From the line that contains "Extract the structured" to the last line of the data below, transcribe every line exactly. Do not include the pictures.

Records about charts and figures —
________

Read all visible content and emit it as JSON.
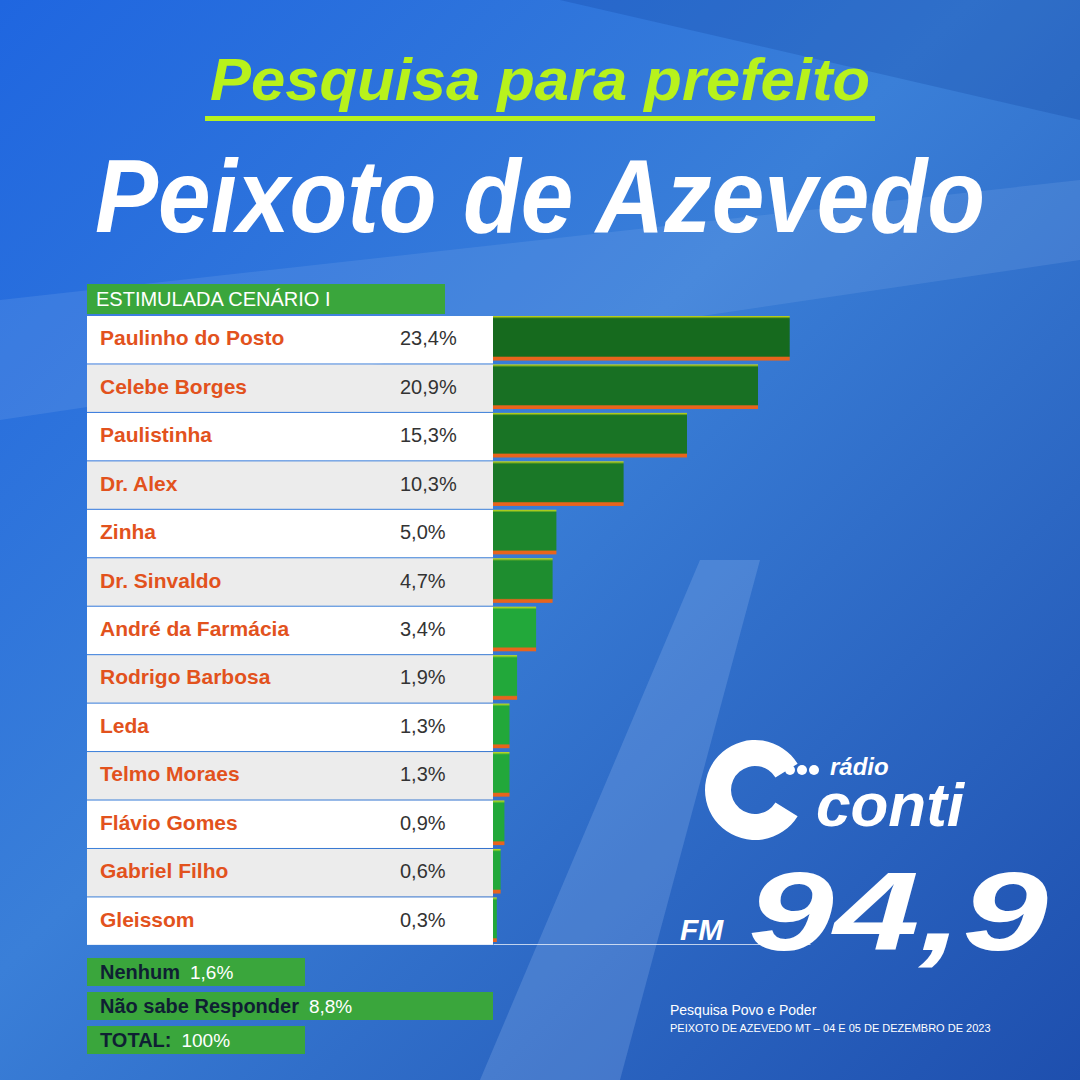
{
  "chart_data": {
    "type": "bar",
    "orientation": "horizontal",
    "title": "Pesquisa para prefeito",
    "subtitle": "Peixoto de Azevedo",
    "scenario": "ESTIMULADA CENÁRIO I",
    "categories": [
      "Paulinho do Posto",
      "Celebe Borges",
      "Paulistinha",
      "Dr. Alex",
      "Zinha",
      "Dr. Sinvaldo",
      "André da Farmácia",
      "Rodrigo Barbosa",
      "Leda",
      "Telmo Moraes",
      "Flávio Gomes",
      "Gabriel Filho",
      "Gleissom"
    ],
    "values": [
      23.4,
      20.9,
      15.3,
      10.3,
      5.0,
      4.7,
      3.4,
      1.9,
      1.3,
      1.3,
      0.9,
      0.6,
      0.3
    ],
    "value_labels": [
      "23,4%",
      "20,9%",
      "15,3%",
      "10,3%",
      "5,0%",
      "4,7%",
      "3,4%",
      "1,9%",
      "1,3%",
      "1,3%",
      "0,9%",
      "0,6%",
      "0,3%"
    ],
    "colors": [
      "#166a1e",
      "#187023",
      "#197425",
      "#1a7827",
      "#1d862c",
      "#1e8d2f",
      "#22a83a",
      "#22a83a",
      "#22a83a",
      "#22a83a",
      "#22a83a",
      "#22a83a",
      "#22a83a"
    ],
    "xlim": [
      0,
      25
    ],
    "tick_labels": false,
    "data_labels": true,
    "summary": [
      {
        "label": "Nenhum",
        "value": "1,6%"
      },
      {
        "label": "Não sabe Responder",
        "value": "8,8%"
      },
      {
        "label": "TOTAL:",
        "value": "100%"
      }
    ],
    "brand": {
      "radio": "rádio",
      "name": "conti",
      "band": "FM",
      "frequency": "94,9"
    },
    "source": [
      "Pesquisa Povo e Poder",
      "PEIXOTO DE AZEVEDO MT – 04 E 05 DE DEZEMBRO DE 2023"
    ]
  }
}
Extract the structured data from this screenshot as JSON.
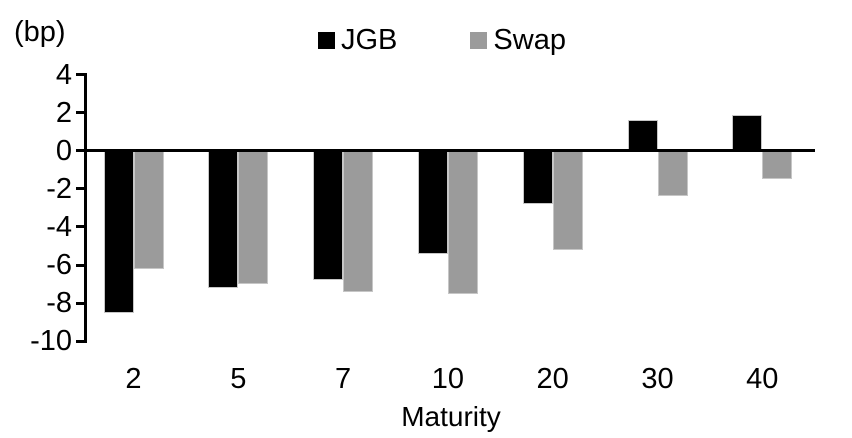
{
  "chart_data": {
    "type": "bar",
    "title": "",
    "ylabel": "(bp)",
    "xlabel": "Maturity",
    "categories": [
      "2",
      "5",
      "7",
      "10",
      "20",
      "30",
      "40"
    ],
    "series": [
      {
        "name": "JGB",
        "color": "#000000",
        "values": [
          -8.5,
          -7.2,
          -6.8,
          -5.4,
          -2.8,
          1.6,
          1.9
        ]
      },
      {
        "name": "Swap",
        "color": "#9b9b9b",
        "values": [
          -6.2,
          -7.0,
          -7.4,
          -7.5,
          -5.2,
          -2.4,
          -1.5
        ]
      }
    ],
    "yticks": [
      4,
      2,
      0,
      -2,
      -4,
      -6,
      -8,
      -10
    ],
    "ylim": [
      -10,
      4
    ],
    "grid": false,
    "legend_position": "top-center",
    "axis_color": "#000000",
    "bar_border_color": "#c6c6c6",
    "background": "#ffffff"
  }
}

________

The response —
Extract the structured data from this screenshot as JSON.
{
  "chart_data": {
    "type": "bar",
    "title": "",
    "ylabel": "(bp)",
    "xlabel": "Maturity",
    "categories": [
      "2",
      "5",
      "7",
      "10",
      "20",
      "30",
      "40"
    ],
    "series": [
      {
        "name": "JGB",
        "color": "#000000",
        "values": [
          -8.5,
          -7.2,
          -6.8,
          -5.4,
          -2.8,
          1.6,
          1.9
        ]
      },
      {
        "name": "Swap",
        "color": "#9b9b9b",
        "values": [
          -6.2,
          -7.0,
          -7.4,
          -7.5,
          -5.2,
          -2.4,
          -1.5
        ]
      }
    ],
    "yticks": [
      4,
      2,
      0,
      -2,
      -4,
      -6,
      -8,
      -10
    ],
    "ylim": [
      -10,
      4
    ],
    "grid": false,
    "legend_position": "top-center",
    "axis_color": "#000000",
    "bar_border_color": "#c6c6c6",
    "background": "#ffffff"
  }
}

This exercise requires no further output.